▶ **Goal of the exercise**
Make an exact copy of the entries below with the pictures removed.

▶ **Figure content listings**
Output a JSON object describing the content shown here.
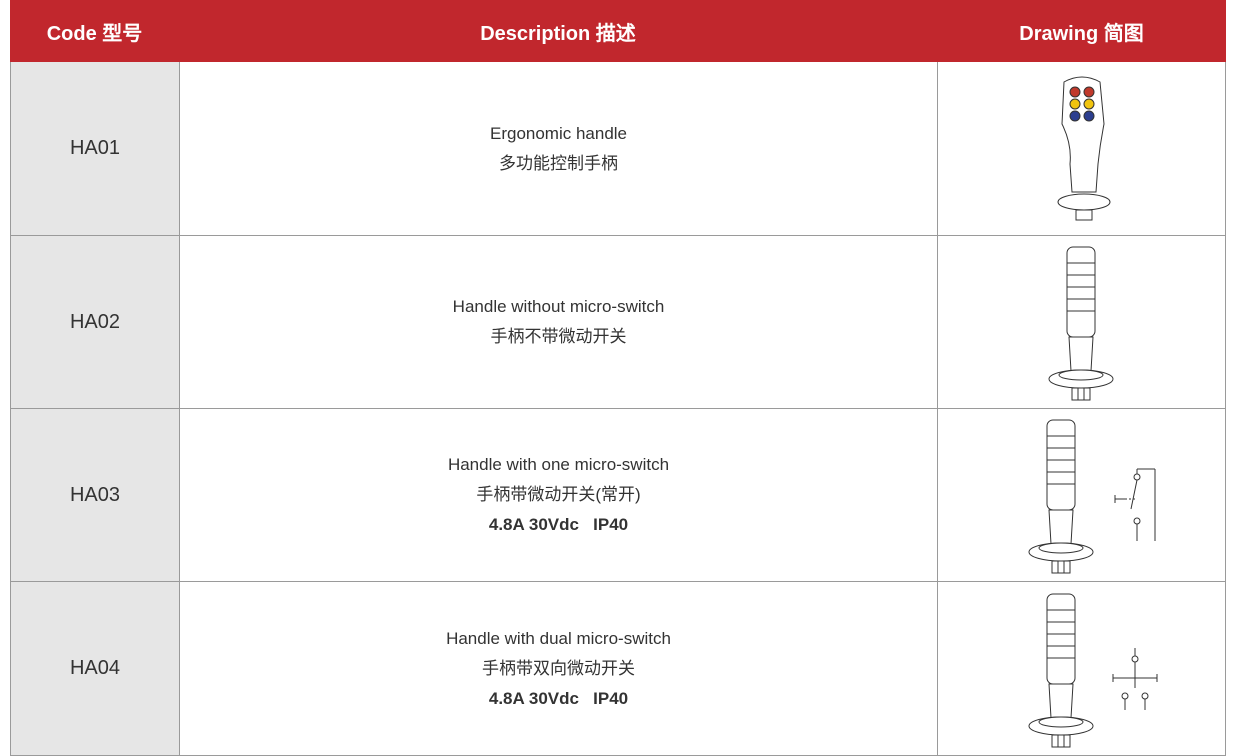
{
  "header": {
    "code": "Code 型号",
    "description": "Description 描述",
    "drawing": "Drawing 简图"
  },
  "rows": [
    {
      "code": "HA01",
      "description": [
        "Ergonomic handle",
        "多功能控制手柄"
      ]
    },
    {
      "code": "HA02",
      "description": [
        "Handle without micro-switch",
        "手柄不带微动开关"
      ]
    },
    {
      "code": "HA03",
      "description": [
        "Handle with one micro-switch",
        "手柄带微动开关(常开)"
      ],
      "spec": "4.8A 30Vdc   IP40"
    },
    {
      "code": "HA04",
      "description": [
        "Handle with dual micro-switch",
        "手柄带双向微动开关"
      ],
      "spec": "4.8A 30Vdc   IP40"
    }
  ]
}
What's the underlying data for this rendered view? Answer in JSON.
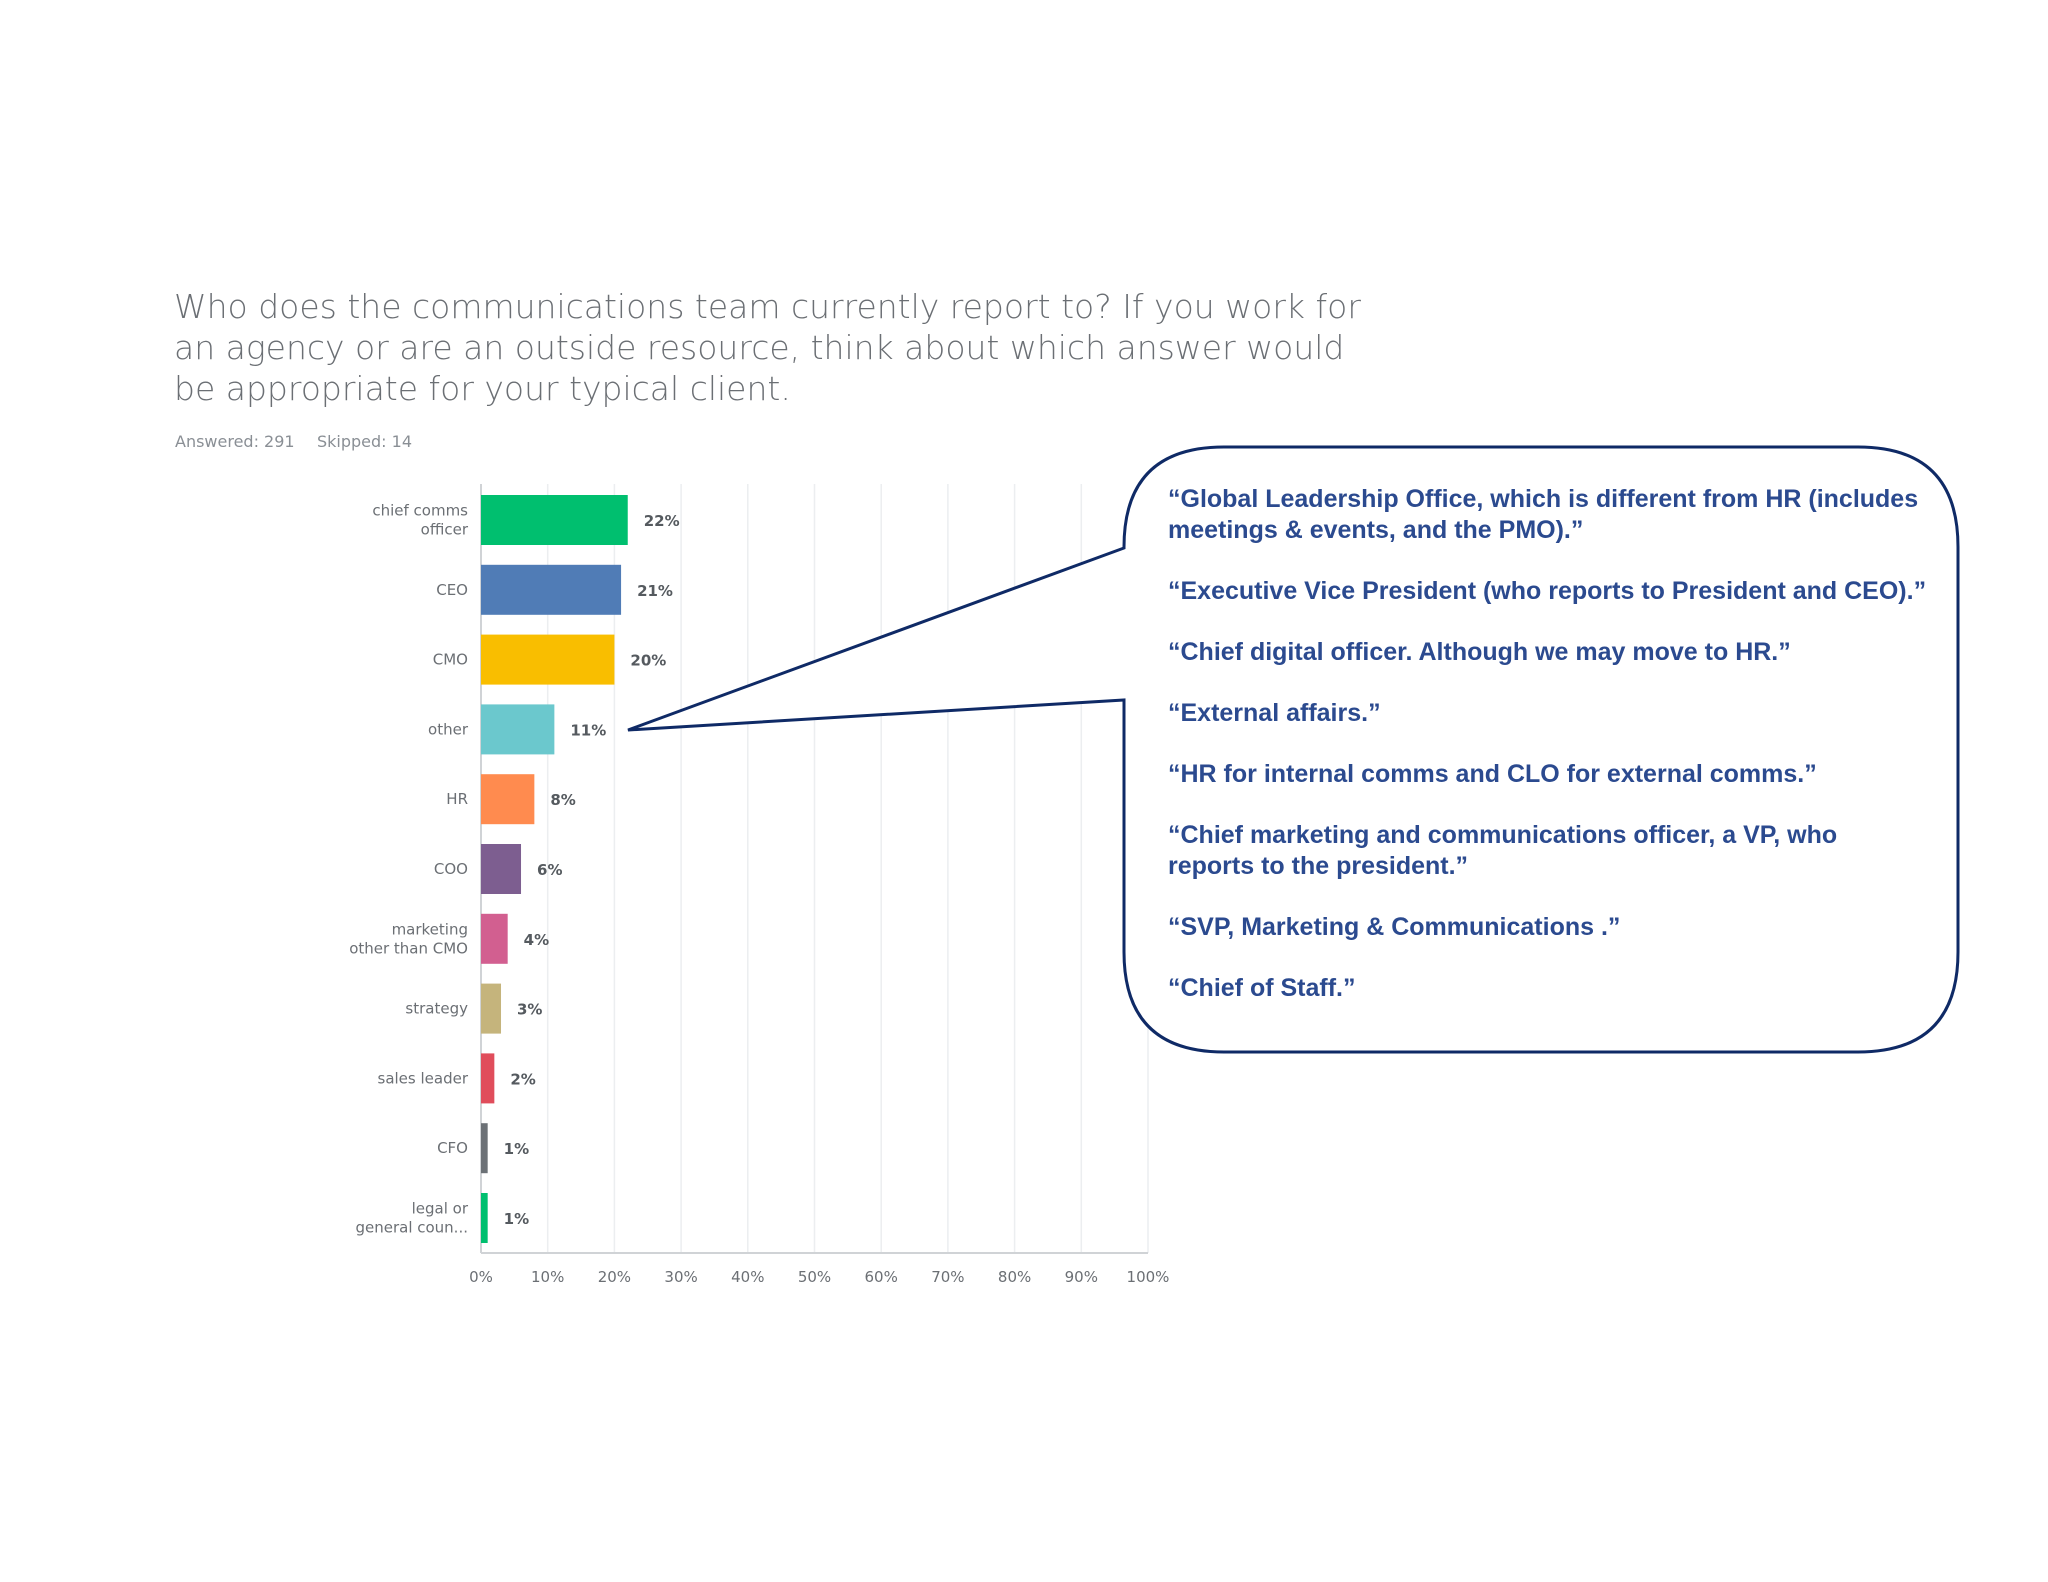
{
  "question": {
    "title": "Who does the communications team currently report to?  If you work for an agency or are an outside resource, think about which answer would be appropriate for your typical client.",
    "answered": "Answered: 291",
    "skipped": "Skipped: 14"
  },
  "chart_data": {
    "type": "bar",
    "orientation": "horizontal",
    "categories": [
      [
        "chief comms",
        "officer"
      ],
      [
        "CEO"
      ],
      [
        "CMO"
      ],
      [
        "other"
      ],
      [
        "HR"
      ],
      [
        "COO"
      ],
      [
        "marketing",
        "other than CMO"
      ],
      [
        "strategy"
      ],
      [
        "sales leader"
      ],
      [
        "CFO"
      ],
      [
        "legal or",
        "general coun..."
      ]
    ],
    "values": [
      22,
      21,
      20,
      11,
      8,
      6,
      4,
      3,
      2,
      1,
      1
    ],
    "value_labels": [
      "22%",
      "21%",
      "20%",
      "11%",
      "8%",
      "6%",
      "4%",
      "3%",
      "2%",
      "1%",
      "1%"
    ],
    "colors": [
      "#00bf6f",
      "#507cb6",
      "#f9be00",
      "#6bc8cd",
      "#ff8b4f",
      "#7d5e90",
      "#d25f90",
      "#c5b47c",
      "#e04d5b",
      "#6c7176",
      "#00bf6f"
    ],
    "xlim": [
      0,
      100
    ],
    "x_ticks": [
      "0%",
      "10%",
      "20%",
      "30%",
      "40%",
      "50%",
      "60%",
      "70%",
      "80%",
      "90%",
      "100%"
    ],
    "grid": true
  },
  "callout": {
    "border_color": "#0f2a66",
    "quotes": [
      "“Global Leadership Office, which is different from HR (includes meetings & events, and the PMO).”",
      "“Executive Vice President (who reports to President and CEO).”",
      "“Chief digital officer. Although we may move to HR.”",
      "“External affairs.”",
      "“HR for internal comms and CLO for external comms.”",
      "“Chief marketing and communications officer, a VP, who reports to the president.”",
      "“SVP, Marketing & Communications .”",
      "“Chief of Staff.”"
    ]
  }
}
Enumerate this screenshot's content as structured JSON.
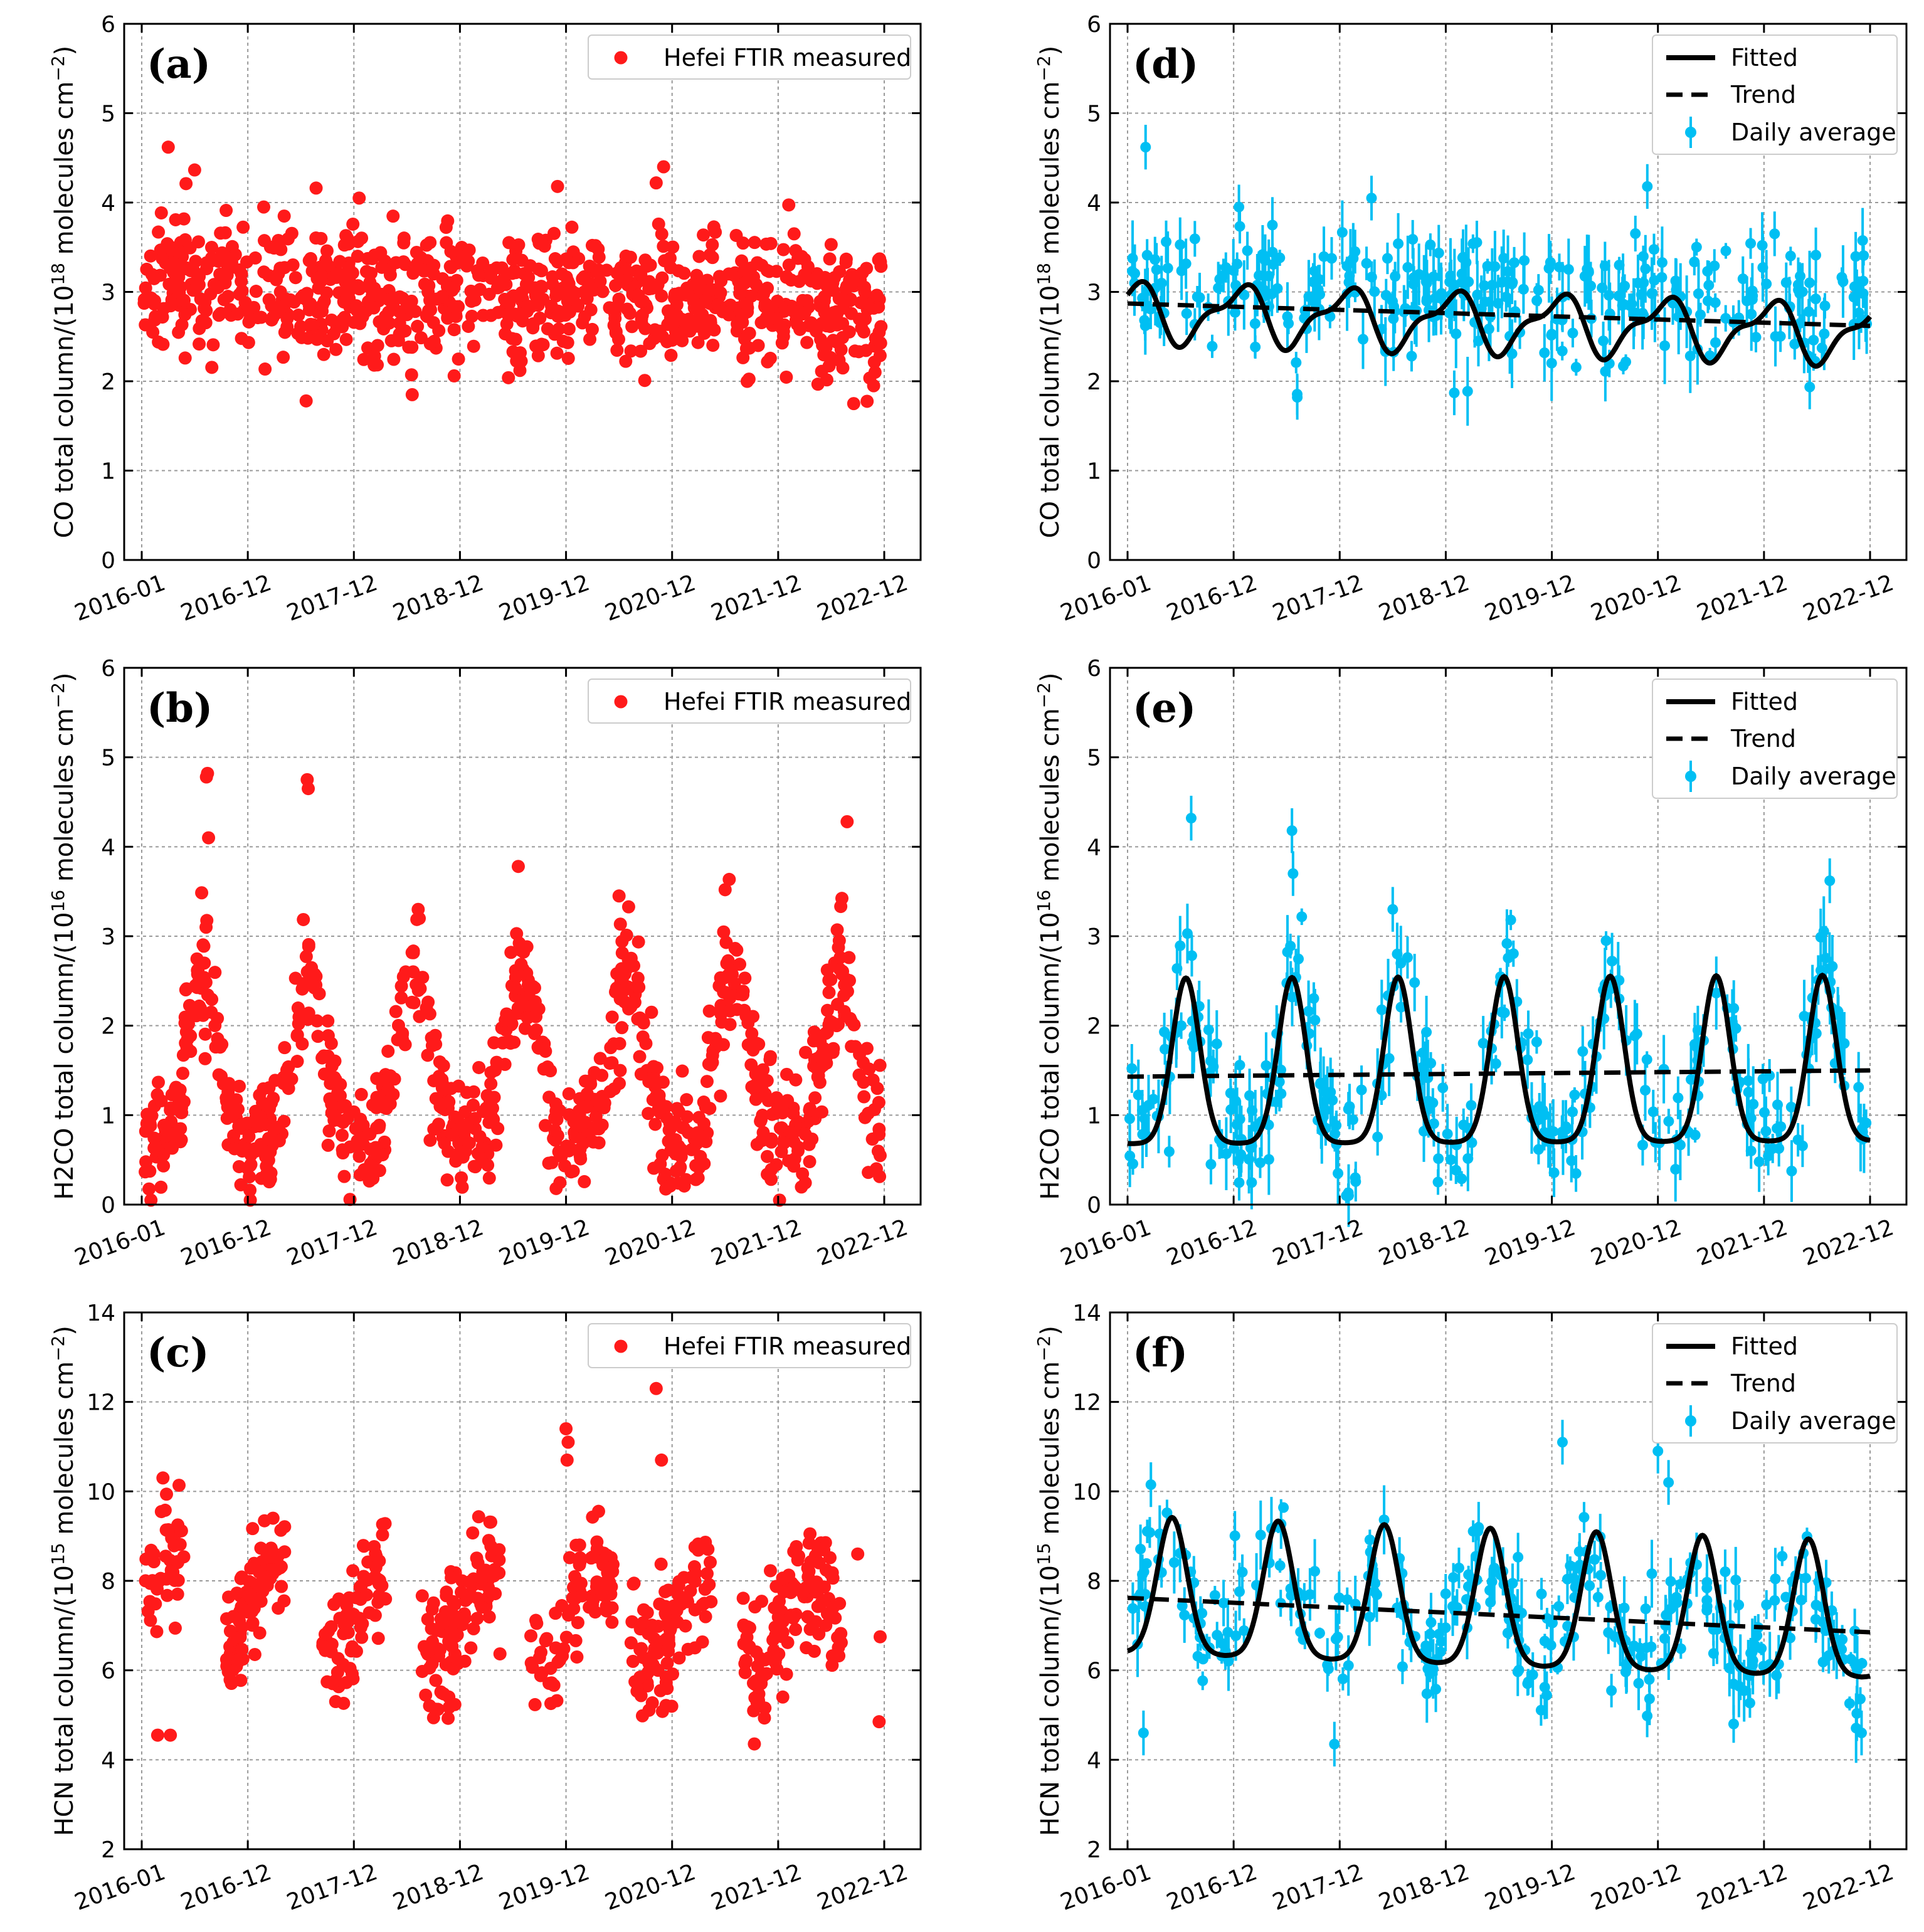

▶ **Written solution**
Output a JSON object describing the content shown here.
{
  "header": {
    "code": "Code 型号",
    "description": "Description 描述",
    "drawing": "Drawing 简图"
  },
  "rows": [
    {
      "code": "HA01",
      "description": [
        "Ergonomic handle",
        "多功能控制手柄"
      ]
    },
    {
      "code": "HA02",
      "description": [
        "Handle without micro-switch",
        "手柄不带微动开关"
      ]
    },
    {
      "code": "HA03",
      "description": [
        "Handle with one micro-switch",
        "手柄带微动开关(常开)"
      ],
      "spec": "4.8A 30Vdc   IP40"
    },
    {
      "code": "HA04",
      "description": [
        "Handle with dual micro-switch",
        "手柄带双向微动开关"
      ],
      "spec": "4.8A 30Vdc   IP40"
    }
  ]
}
What's the underlying data for this rendered view? Answer in JSON.
{
  "question": {
    "title": "Who does the communications team currently report to?  If you work for an agency or are an outside resource, think about which answer would be appropriate for your typical client.",
    "answered": "Answered: 291",
    "skipped": "Skipped: 14"
  },
  "chart_data": {
    "type": "bar",
    "orientation": "horizontal",
    "categories": [
      [
        "chief comms",
        "officer"
      ],
      [
        "CEO"
      ],
      [
        "CMO"
      ],
      [
        "other"
      ],
      [
        "HR"
      ],
      [
        "COO"
      ],
      [
        "marketing",
        "other than CMO"
      ],
      [
        "strategy"
      ],
      [
        "sales leader"
      ],
      [
        "CFO"
      ],
      [
        "legal or",
        "general coun..."
      ]
    ],
    "values": [
      22,
      21,
      20,
      11,
      8,
      6,
      4,
      3,
      2,
      1,
      1
    ],
    "value_labels": [
      "22%",
      "21%",
      "20%",
      "11%",
      "8%",
      "6%",
      "4%",
      "3%",
      "2%",
      "1%",
      "1%"
    ],
    "colors": [
      "#00bf6f",
      "#507cb6",
      "#f9be00",
      "#6bc8cd",
      "#ff8b4f",
      "#7d5e90",
      "#d25f90",
      "#c5b47c",
      "#e04d5b",
      "#6c7176",
      "#00bf6f"
    ],
    "xlim": [
      0,
      100
    ],
    "x_ticks": [
      "0%",
      "10%",
      "20%",
      "30%",
      "40%",
      "50%",
      "60%",
      "70%",
      "80%",
      "90%",
      "100%"
    ],
    "grid": true
  },
  "callout": {
    "border_color": "#0f2a66",
    "quotes": [
      "“Global Leadership Office, which is different from HR (includes meetings & events, and the PMO).”",
      "“Executive Vice President (who reports to President and CEO).”",
      "“Chief digital officer. Although we may move to HR.”",
      "“External affairs.”",
      "“HR for internal comms and CLO for external comms.”",
      "“Chief marketing and communications officer, a VP, who reports to the president.”",
      "“SVP, Marketing & Communications .”",
      "“Chief of Staff.”"
    ]
  }
}
Enumerate this screenshot's content as structured JSON.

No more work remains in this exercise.